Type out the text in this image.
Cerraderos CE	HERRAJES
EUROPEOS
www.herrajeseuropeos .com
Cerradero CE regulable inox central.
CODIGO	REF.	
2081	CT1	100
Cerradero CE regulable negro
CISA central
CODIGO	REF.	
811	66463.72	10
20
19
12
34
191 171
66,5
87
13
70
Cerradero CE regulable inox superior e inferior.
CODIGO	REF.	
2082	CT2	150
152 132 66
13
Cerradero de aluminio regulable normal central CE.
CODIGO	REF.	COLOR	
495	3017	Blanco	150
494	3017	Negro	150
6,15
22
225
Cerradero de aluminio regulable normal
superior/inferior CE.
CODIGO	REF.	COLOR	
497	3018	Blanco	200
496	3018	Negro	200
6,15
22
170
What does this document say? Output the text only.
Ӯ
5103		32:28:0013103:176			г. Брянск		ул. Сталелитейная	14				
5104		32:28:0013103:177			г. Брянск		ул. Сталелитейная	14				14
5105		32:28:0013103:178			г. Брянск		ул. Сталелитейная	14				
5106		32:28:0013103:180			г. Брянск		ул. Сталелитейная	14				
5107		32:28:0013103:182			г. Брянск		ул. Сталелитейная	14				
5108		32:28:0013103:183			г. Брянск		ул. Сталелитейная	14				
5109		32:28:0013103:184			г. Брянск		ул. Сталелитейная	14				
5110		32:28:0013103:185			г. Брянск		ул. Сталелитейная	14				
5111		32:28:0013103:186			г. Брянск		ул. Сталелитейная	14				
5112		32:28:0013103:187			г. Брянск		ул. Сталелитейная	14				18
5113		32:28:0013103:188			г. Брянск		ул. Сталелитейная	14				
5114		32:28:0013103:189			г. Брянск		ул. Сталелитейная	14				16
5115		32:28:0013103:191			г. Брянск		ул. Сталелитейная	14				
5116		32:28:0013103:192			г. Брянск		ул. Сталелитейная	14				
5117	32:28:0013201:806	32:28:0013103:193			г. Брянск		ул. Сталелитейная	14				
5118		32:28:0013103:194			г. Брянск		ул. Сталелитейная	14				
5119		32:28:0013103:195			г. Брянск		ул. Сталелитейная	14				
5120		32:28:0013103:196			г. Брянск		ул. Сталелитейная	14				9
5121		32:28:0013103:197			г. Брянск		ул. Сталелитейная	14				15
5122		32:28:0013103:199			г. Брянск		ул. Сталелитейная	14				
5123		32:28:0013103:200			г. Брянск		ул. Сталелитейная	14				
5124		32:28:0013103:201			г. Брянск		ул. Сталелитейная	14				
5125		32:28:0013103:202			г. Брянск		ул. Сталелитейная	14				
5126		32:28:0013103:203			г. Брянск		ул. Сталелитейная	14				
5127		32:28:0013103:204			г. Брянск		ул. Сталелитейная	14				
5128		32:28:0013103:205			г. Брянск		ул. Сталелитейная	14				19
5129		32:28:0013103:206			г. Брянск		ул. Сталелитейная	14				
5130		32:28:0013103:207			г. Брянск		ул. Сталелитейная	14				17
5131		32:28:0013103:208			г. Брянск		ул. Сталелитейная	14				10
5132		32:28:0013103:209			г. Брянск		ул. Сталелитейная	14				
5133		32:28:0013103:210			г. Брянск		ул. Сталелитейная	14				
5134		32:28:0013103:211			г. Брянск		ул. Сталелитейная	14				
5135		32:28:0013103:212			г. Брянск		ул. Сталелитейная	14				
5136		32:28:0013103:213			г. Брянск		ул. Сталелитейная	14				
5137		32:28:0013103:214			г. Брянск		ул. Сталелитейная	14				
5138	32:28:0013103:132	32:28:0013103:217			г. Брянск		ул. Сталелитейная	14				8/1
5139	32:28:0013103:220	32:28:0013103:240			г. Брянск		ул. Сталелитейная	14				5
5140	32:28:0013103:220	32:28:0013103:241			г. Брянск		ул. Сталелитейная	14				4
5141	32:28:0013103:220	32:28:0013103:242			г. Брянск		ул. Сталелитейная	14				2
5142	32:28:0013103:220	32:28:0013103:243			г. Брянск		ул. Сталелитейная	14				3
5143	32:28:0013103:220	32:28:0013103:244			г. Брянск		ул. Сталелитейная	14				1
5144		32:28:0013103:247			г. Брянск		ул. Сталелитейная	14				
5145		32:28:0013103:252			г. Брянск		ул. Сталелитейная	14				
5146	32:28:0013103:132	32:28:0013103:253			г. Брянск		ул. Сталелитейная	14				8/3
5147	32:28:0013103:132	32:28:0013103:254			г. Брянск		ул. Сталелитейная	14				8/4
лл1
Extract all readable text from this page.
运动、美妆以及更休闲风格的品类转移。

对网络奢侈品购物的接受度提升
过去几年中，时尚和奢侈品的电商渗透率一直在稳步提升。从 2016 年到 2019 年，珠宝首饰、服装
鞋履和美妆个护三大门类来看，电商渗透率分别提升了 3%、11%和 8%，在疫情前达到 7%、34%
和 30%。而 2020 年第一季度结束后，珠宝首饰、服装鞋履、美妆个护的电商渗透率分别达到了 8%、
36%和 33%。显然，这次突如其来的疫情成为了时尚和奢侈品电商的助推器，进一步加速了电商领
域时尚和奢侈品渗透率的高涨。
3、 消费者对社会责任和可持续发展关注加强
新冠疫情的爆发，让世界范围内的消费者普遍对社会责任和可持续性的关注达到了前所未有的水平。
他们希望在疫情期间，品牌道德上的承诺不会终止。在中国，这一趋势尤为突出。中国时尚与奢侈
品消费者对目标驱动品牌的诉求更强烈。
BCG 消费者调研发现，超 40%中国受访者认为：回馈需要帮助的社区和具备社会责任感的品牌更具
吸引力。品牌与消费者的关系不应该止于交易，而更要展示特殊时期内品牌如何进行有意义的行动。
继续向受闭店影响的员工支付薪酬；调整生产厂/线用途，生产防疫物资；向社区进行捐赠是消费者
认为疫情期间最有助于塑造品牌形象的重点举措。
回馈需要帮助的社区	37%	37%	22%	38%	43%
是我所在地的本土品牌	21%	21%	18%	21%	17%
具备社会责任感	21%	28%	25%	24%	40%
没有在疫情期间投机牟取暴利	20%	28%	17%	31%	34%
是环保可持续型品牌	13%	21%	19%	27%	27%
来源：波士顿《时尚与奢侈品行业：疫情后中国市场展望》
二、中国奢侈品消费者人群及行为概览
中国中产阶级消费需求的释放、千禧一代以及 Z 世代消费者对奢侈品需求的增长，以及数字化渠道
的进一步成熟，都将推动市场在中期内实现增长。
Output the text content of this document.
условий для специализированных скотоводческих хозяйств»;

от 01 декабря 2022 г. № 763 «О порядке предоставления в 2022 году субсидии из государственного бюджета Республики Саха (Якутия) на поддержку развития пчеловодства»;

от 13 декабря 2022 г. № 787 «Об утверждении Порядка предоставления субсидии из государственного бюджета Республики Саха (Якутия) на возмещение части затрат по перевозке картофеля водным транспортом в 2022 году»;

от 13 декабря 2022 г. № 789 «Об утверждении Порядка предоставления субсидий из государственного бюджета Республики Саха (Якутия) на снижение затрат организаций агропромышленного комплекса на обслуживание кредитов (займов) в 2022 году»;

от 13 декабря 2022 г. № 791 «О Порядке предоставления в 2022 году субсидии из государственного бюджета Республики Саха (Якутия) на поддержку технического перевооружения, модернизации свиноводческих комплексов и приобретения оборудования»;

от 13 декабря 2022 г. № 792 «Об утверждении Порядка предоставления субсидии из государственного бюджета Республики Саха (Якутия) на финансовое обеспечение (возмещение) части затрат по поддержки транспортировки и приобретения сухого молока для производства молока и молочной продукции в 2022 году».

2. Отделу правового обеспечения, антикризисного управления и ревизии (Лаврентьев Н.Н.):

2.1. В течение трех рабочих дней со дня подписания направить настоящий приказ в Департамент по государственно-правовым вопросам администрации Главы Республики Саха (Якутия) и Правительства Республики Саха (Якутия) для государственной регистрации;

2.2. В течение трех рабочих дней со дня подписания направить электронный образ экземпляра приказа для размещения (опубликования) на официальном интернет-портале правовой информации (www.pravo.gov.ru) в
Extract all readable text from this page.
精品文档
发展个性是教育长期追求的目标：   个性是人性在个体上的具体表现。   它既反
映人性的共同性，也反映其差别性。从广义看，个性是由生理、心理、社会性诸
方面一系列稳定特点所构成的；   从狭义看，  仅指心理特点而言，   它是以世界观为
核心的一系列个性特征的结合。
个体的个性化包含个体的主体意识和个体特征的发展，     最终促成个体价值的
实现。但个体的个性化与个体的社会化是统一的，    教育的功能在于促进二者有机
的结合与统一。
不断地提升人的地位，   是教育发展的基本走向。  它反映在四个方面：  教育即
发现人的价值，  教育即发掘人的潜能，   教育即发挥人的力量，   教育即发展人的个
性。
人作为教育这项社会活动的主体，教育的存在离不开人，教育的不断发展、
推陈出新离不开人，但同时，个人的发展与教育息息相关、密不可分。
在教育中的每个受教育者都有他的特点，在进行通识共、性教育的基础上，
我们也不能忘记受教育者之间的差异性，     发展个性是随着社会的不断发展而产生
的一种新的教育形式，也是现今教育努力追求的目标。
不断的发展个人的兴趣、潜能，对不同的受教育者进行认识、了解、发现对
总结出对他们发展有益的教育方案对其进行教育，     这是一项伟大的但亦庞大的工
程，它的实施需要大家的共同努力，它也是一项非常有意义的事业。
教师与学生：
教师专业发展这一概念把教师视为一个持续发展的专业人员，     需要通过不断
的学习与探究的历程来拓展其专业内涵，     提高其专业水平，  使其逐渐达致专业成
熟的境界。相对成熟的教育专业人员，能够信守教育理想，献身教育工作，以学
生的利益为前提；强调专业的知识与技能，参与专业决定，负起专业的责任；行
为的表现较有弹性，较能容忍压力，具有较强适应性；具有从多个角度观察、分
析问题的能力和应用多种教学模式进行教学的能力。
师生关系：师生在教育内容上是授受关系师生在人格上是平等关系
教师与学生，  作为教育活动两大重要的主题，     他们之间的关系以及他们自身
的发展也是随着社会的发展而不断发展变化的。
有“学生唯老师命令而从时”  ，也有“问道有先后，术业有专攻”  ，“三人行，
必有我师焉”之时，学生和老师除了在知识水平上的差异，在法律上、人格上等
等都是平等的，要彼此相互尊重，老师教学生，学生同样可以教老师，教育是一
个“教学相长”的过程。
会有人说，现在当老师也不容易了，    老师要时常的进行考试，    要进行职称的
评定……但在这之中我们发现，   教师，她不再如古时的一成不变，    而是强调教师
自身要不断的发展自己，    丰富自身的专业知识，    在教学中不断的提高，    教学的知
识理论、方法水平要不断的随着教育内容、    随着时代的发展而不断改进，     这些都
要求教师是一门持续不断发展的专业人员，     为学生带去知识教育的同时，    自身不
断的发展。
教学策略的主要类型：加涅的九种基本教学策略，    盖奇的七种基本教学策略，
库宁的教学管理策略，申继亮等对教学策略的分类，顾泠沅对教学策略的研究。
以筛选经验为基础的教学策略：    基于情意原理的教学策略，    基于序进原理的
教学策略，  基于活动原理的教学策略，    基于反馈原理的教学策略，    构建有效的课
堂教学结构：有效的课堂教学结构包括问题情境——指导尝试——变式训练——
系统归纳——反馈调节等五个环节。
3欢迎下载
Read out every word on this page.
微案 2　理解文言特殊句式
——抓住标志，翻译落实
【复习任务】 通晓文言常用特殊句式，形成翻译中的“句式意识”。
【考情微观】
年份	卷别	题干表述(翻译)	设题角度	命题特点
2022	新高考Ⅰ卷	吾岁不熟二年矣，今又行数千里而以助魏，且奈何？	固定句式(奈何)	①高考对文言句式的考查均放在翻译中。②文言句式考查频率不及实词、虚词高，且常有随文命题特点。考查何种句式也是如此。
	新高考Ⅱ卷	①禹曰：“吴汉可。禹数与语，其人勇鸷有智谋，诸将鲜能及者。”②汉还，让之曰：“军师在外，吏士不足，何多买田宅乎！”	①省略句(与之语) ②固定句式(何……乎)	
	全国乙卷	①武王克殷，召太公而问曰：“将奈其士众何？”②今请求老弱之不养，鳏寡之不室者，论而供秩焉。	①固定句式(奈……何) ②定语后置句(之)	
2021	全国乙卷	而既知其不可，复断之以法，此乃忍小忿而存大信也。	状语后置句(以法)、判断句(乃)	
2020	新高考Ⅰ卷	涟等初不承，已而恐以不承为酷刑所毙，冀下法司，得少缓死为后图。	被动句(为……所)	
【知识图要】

---

STATED EXERCISE
Write the lines out exactly, from the one with "Read out every word on this page." down to the last line of the listing, and leave out all others.

ANSWER TO THE PROBLEM
Read out every word on this page.
微案 2　理解文言特殊句式
——抓住标志，翻译落实
【复习任务】 通晓文言常用特殊句式，形成翻译中的“句式意识”。
【考情微观】
年份	卷别	题干表述(翻译)	设题角度	命题特点
2022	新高考Ⅰ卷	吾岁不熟二年矣，今又行数千里而以助魏，且奈何？	固定句式(奈何)	①高考对文言句式的考查均放在翻译中。②文言句式考查频率不及实词、虚词高，且常有随文命题特点。考查何种句式也是如此。
	新高考Ⅱ卷	①禹曰：“吴汉可。禹数与语，其人勇鸷有智谋，诸将鲜能及者。”②汉还，让之曰：“军师在外，吏士不足，何多买田宅乎！”	①省略句(与之语) ②固定句式(何……乎)	
	全国乙卷	①武王克殷，召太公而问曰：“将奈其士众何？”②今请求老弱之不养，鳏寡之不室者，论而供秩焉。	①固定句式(奈……何) ②定语后置句(之)	
2021	全国乙卷	而既知其不可，复断之以法，此乃忍小忿而存大信也。	状语后置句(以法)、判断句(乃)	
2020	新高考Ⅰ卷	涟等初不承，已而恐以不承为酷刑所毙，冀下法司，得少缓死为后图。	被动句(为……所)	
【知识图要】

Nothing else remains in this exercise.